* begin DATASET CONTENT *

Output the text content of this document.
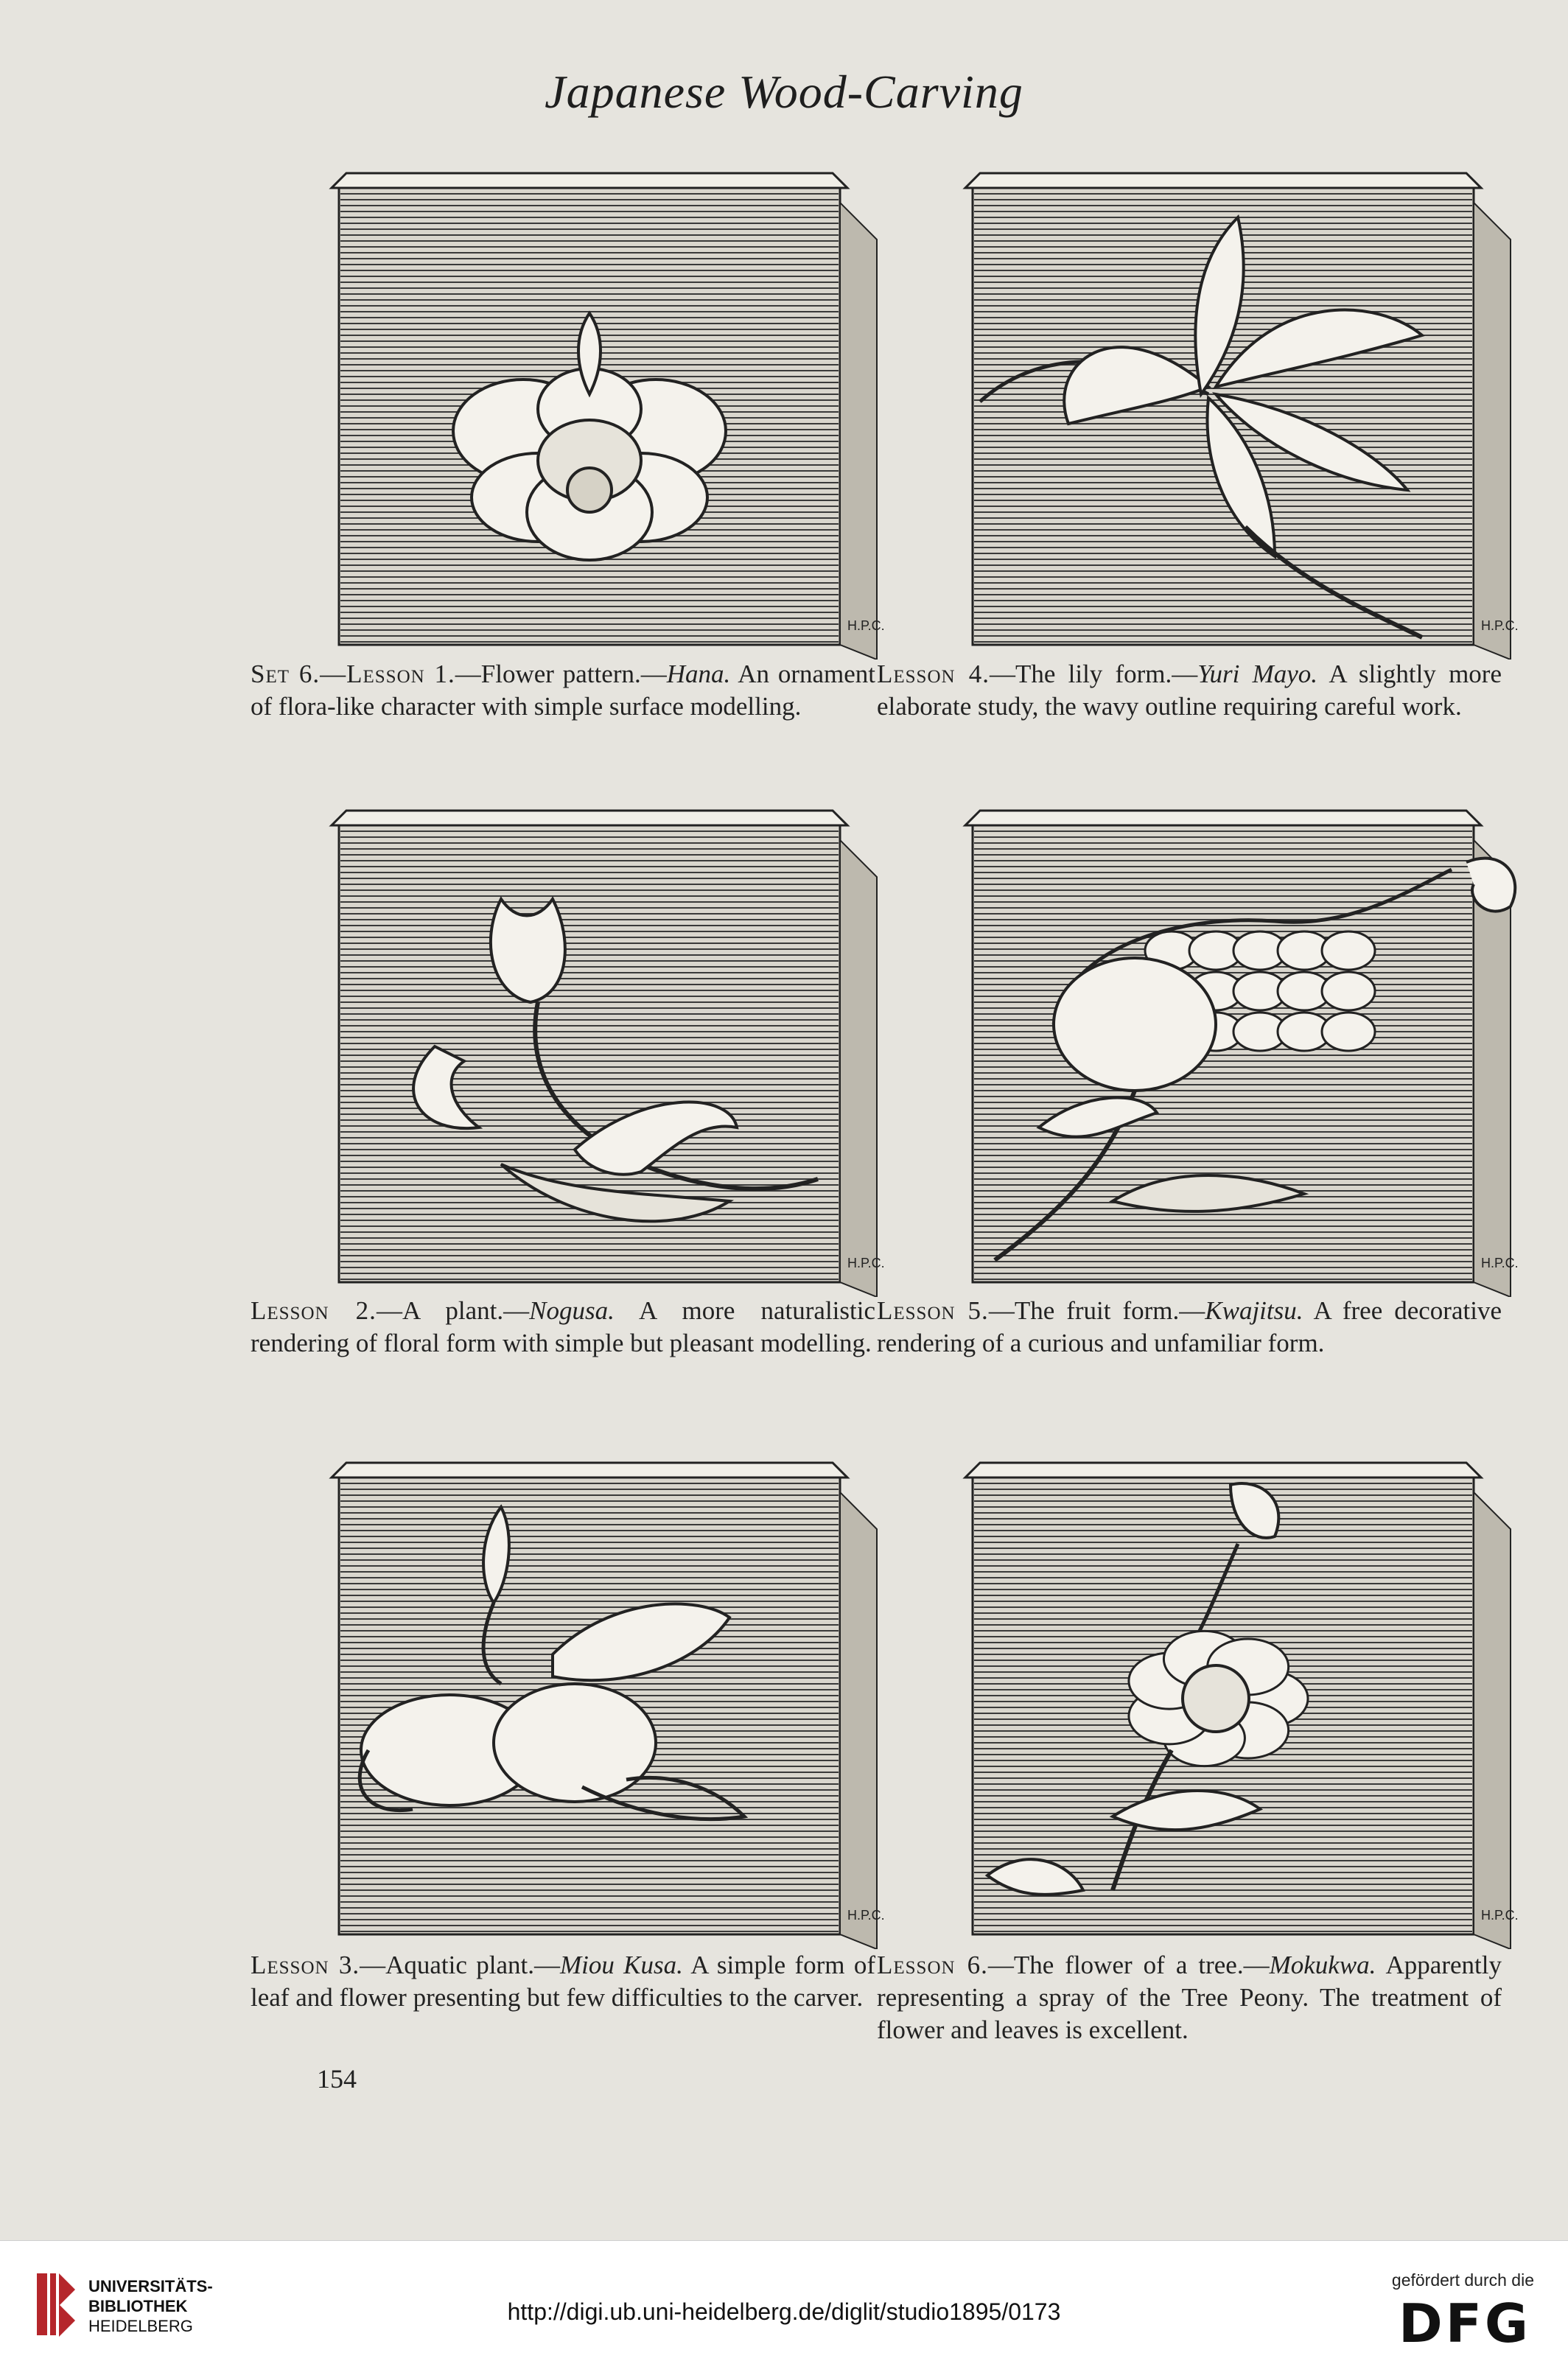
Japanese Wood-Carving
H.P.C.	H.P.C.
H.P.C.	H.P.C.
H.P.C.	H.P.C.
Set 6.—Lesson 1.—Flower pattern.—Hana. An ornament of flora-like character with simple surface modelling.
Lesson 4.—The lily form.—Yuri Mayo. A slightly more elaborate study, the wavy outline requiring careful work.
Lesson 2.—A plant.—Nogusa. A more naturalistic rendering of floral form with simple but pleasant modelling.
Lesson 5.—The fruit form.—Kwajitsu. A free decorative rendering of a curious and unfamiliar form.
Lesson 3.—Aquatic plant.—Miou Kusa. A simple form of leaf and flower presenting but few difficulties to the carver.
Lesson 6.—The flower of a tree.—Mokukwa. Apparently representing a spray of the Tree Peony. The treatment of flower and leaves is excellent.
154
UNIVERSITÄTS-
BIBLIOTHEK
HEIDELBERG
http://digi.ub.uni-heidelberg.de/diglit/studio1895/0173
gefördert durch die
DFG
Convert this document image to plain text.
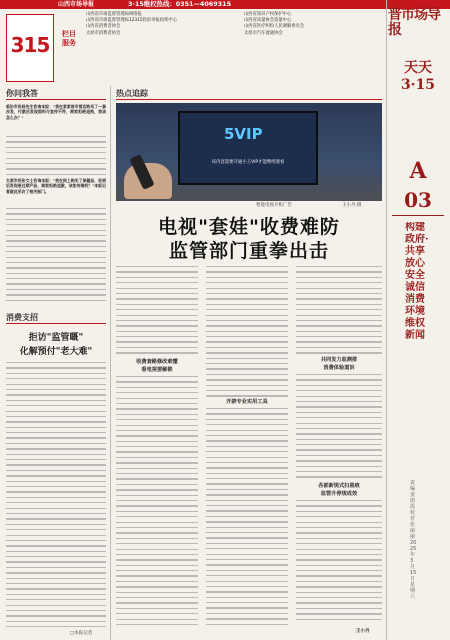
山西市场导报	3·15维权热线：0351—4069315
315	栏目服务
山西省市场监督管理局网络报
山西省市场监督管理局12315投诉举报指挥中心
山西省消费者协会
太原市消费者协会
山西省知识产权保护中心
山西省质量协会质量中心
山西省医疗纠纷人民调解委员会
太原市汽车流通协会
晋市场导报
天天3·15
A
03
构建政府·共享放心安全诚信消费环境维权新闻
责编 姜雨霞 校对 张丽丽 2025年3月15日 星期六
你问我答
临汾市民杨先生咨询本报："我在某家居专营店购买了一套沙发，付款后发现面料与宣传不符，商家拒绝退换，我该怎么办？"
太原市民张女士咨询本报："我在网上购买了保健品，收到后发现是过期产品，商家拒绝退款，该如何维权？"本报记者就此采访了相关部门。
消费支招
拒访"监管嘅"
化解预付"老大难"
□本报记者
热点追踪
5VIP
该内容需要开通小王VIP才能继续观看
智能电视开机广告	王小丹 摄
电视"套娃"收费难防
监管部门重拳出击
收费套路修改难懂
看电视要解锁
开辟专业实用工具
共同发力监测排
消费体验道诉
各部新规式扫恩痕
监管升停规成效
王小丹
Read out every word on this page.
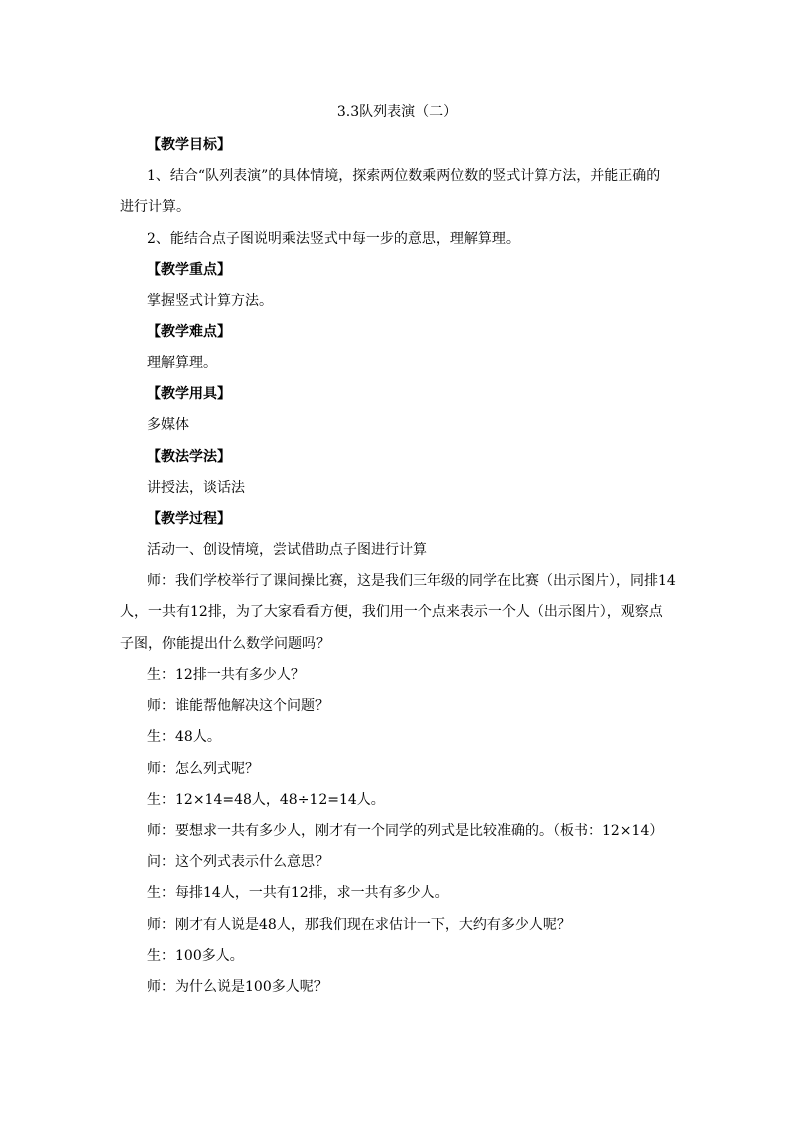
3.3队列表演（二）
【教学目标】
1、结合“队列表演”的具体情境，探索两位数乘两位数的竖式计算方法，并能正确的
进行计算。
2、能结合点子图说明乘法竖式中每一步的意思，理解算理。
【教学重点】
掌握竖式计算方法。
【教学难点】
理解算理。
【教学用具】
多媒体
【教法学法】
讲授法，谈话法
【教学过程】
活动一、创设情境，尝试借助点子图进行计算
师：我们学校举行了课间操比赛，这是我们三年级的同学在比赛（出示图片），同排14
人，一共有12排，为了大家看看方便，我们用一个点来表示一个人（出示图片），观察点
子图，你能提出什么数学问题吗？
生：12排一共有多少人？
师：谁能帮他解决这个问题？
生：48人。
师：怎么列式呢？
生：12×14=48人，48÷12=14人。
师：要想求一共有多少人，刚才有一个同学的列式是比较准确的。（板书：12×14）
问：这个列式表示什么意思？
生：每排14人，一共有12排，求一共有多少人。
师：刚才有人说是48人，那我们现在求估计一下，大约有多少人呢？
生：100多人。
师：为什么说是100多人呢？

* end DATASET CONTENT *

• DIRECTIVE: Every entry must be written out exactly, with all pictures left out.

• THE COMPLETED TASK:
Output the text content of this document.
Japanese Wood-Carving
H.P.C.	H.P.C.
H.P.C.	H.P.C.
H.P.C.	H.P.C.
Set 6.—Lesson 1.—Flower pattern.—Hana. An ornament of flora-like character with simple surface modelling.
Lesson 4.—The lily form.—Yuri Mayo. A slightly more elaborate study, the wavy outline requiring careful work.
Lesson 2.—A plant.—Nogusa. A more naturalistic rendering of floral form with simple but pleasant modelling.
Lesson 5.—The fruit form.—Kwajitsu. A free decorative rendering of a curious and unfamiliar form.
Lesson 3.—Aquatic plant.—Miou Kusa. A simple form of leaf and flower presenting but few difficulties to the carver.
Lesson 6.—The flower of a tree.—Mokukwa. Apparently representing a spray of the Tree Peony. The treatment of flower and leaves is excellent.
154
UNIVERSITÄTS-
BIBLIOTHEK
HEIDELBERG
http://digi.ub.uni-heidelberg.de/diglit/studio1895/0173
gefördert durch die
DFG
Convert this document image to plain text.
山西市场导报	3·15维权热线：0351—4069315
315	栏目服务
山西省市场监督管理局网络报
山西省市场监督管理局12315投诉举报指挥中心
山西省消费者协会
太原市消费者协会
山西省知识产权保护中心
山西省质量协会质量中心
山西省医疗纠纷人民调解委员会
太原市汽车流通协会
晋市场导报
天天3·15
A
03
构建政府·共享放心安全诚信消费环境维权新闻
责编 姜雨霞 校对 张丽丽 2025年3月15日 星期六
你问我答
临汾市民杨先生咨询本报："我在某家居专营店购买了一套沙发，付款后发现面料与宣传不符，商家拒绝退换，我该怎么办？"
太原市民张女士咨询本报："我在网上购买了保健品，收到后发现是过期产品，商家拒绝退款，该如何维权？"本报记者就此采访了相关部门。
消费支招
拒访"监管嘅"
化解预付"老大难"
□本报记者
热点追踪
5VIP
该内容需要开通小王VIP才能继续观看
智能电视开机广告	王小丹 摄
电视"套娃"收费难防
监管部门重拳出击
收费套路修改难懂
看电视要解锁
开辟专业实用工具
共同发力监测排
消费体验道诉
各部新规式扫恩痕
监管升停规成效
王小丹
Read out every word on this page.
3.3队列表演（二）
【教学目标】
1、结合“队列表演”的具体情境，探索两位数乘两位数的竖式计算方法，并能正确的
进行计算。
2、能结合点子图说明乘法竖式中每一步的意思，理解算理。
【教学重点】
掌握竖式计算方法。
【教学难点】
理解算理。
【教学用具】
多媒体
【教法学法】
讲授法，谈话法
【教学过程】
活动一、创设情境，尝试借助点子图进行计算
师：我们学校举行了课间操比赛，这是我们三年级的同学在比赛（出示图片），同排14
人，一共有12排，为了大家看看方便，我们用一个点来表示一个人（出示图片），观察点
子图，你能提出什么数学问题吗？
生：12排一共有多少人？
师：谁能帮他解决这个问题？
生：48人。
师：怎么列式呢？
生：12×14=48人，48÷12=14人。
师：要想求一共有多少人，刚才有一个同学的列式是比较准确的。（板书：12×14）
问：这个列式表示什么意思？
生：每排14人，一共有12排，求一共有多少人。
师：刚才有人说是48人，那我们现在求估计一下，大约有多少人呢？
生：100多人。
师：为什么说是100多人呢？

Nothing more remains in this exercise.